Work to complete: Restate each entry word for word, leaving nothing out.

=====

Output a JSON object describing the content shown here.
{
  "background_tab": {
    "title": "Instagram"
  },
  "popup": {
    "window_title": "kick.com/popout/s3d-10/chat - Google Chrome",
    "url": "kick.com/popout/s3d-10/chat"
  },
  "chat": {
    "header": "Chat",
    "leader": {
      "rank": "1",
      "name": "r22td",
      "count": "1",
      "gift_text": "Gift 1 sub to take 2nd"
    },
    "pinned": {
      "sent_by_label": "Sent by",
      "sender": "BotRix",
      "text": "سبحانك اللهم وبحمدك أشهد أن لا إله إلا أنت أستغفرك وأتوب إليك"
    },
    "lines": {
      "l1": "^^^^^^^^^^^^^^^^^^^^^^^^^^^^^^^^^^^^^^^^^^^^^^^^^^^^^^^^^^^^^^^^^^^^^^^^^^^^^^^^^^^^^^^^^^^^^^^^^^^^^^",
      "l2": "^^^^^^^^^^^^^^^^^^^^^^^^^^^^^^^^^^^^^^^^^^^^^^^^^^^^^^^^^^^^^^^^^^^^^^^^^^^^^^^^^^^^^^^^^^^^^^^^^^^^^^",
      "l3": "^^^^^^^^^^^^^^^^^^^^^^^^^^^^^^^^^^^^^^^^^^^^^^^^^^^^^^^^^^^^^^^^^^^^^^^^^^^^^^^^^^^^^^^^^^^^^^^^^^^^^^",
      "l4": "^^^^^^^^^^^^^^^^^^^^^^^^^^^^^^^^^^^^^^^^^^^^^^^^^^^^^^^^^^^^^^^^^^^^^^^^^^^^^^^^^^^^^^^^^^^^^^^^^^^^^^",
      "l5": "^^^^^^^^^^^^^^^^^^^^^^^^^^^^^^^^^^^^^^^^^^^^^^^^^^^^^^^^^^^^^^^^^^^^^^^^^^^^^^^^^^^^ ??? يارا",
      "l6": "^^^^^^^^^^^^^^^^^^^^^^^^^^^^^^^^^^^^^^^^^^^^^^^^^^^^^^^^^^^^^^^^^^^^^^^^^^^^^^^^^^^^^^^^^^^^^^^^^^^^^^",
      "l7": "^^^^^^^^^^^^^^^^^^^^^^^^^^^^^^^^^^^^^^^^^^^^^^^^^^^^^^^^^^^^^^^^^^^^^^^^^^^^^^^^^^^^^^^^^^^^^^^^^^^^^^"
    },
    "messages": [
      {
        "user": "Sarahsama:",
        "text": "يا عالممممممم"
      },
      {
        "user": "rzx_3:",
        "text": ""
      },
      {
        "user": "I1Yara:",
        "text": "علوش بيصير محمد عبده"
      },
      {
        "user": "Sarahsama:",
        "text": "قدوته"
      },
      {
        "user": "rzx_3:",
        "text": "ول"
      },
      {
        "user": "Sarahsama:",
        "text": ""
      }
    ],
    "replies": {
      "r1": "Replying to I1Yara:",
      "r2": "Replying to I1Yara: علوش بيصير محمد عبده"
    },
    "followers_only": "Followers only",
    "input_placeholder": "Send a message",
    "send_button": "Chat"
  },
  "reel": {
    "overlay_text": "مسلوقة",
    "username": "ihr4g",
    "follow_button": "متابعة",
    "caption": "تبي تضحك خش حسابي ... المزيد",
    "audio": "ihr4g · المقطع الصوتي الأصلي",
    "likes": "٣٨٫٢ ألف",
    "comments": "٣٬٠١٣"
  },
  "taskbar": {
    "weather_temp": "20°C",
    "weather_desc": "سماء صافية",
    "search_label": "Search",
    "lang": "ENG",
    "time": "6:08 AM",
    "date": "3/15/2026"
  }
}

=====

The output:
Output a JSON object describing the content shown here.
{
  "background_tab": {
    "title": "Instagram"
  },
  "popup": {
    "window_title": "kick.com/popout/s3d-10/chat - Google Chrome",
    "url": "kick.com/popout/s3d-10/chat"
  },
  "chat": {
    "header": "Chat",
    "leader": {
      "rank": "1",
      "name": "r22td",
      "count": "1",
      "gift_text": "Gift 1 sub to take 2nd"
    },
    "pinned": {
      "sent_by_label": "Sent by",
      "sender": "BotRix",
      "text": "سبحانك اللهم وبحمدك أشهد أن لا إله إلا أنت أستغفرك وأتوب إليك"
    },
    "lines": {
      "l1": "^^^^^^^^^^^^^^^^^^^^^^^^^^^^^^^^^^^^^^^^^^^^^^^^^^^^^^^^^^^^^^^^^^^^^^^^^^^^^^^^^^^^^^^^^^^^^^^^^^^^^^",
      "l2": "^^^^^^^^^^^^^^^^^^^^^^^^^^^^^^^^^^^^^^^^^^^^^^^^^^^^^^^^^^^^^^^^^^^^^^^^^^^^^^^^^^^^^^^^^^^^^^^^^^^^^^",
      "l3": "^^^^^^^^^^^^^^^^^^^^^^^^^^^^^^^^^^^^^^^^^^^^^^^^^^^^^^^^^^^^^^^^^^^^^^^^^^^^^^^^^^^^^^^^^^^^^^^^^^^^^^",
      "l4": "^^^^^^^^^^^^^^^^^^^^^^^^^^^^^^^^^^^^^^^^^^^^^^^^^^^^^^^^^^^^^^^^^^^^^^^^^^^^^^^^^^^^^^^^^^^^^^^^^^^^^^",
      "l5": "^^^^^^^^^^^^^^^^^^^^^^^^^^^^^^^^^^^^^^^^^^^^^^^^^^^^^^^^^^^^^^^^^^^^^^^^^^^^^^^^^^^^ ??? يارا",
      "l6": "^^^^^^^^^^^^^^^^^^^^^^^^^^^^^^^^^^^^^^^^^^^^^^^^^^^^^^^^^^^^^^^^^^^^^^^^^^^^^^^^^^^^^^^^^^^^^^^^^^^^^^",
      "l7": "^^^^^^^^^^^^^^^^^^^^^^^^^^^^^^^^^^^^^^^^^^^^^^^^^^^^^^^^^^^^^^^^^^^^^^^^^^^^^^^^^^^^^^^^^^^^^^^^^^^^^^"
    },
    "messages": [
      {
        "user": "Sarahsama:",
        "text": "يا عالممممممم"
      },
      {
        "user": "rzx_3:",
        "text": ""
      },
      {
        "user": "I1Yara:",
        "text": "علوش بيصير محمد عبده"
      },
      {
        "user": "Sarahsama:",
        "text": "قدوته"
      },
      {
        "user": "rzx_3:",
        "text": "ول"
      },
      {
        "user": "Sarahsama:",
        "text": ""
      }
    ],
    "replies": {
      "r1": "Replying to I1Yara:",
      "r2": "Replying to I1Yara: علوش بيصير محمد عبده"
    },
    "followers_only": "Followers only",
    "input_placeholder": "Send a message",
    "send_button": "Chat"
  },
  "reel": {
    "overlay_text": "مسلوقة",
    "username": "ihr4g",
    "follow_button": "متابعة",
    "caption": "تبي تضحك خش حسابي ... المزيد",
    "audio": "ihr4g · المقطع الصوتي الأصلي",
    "likes": "٣٨٫٢ ألف",
    "comments": "٣٬٠١٣"
  },
  "taskbar": {
    "weather_temp": "20°C",
    "weather_desc": "سماء صافية",
    "search_label": "Search",
    "lang": "ENG",
    "time": "6:08 AM",
    "date": "3/15/2026"
  }
}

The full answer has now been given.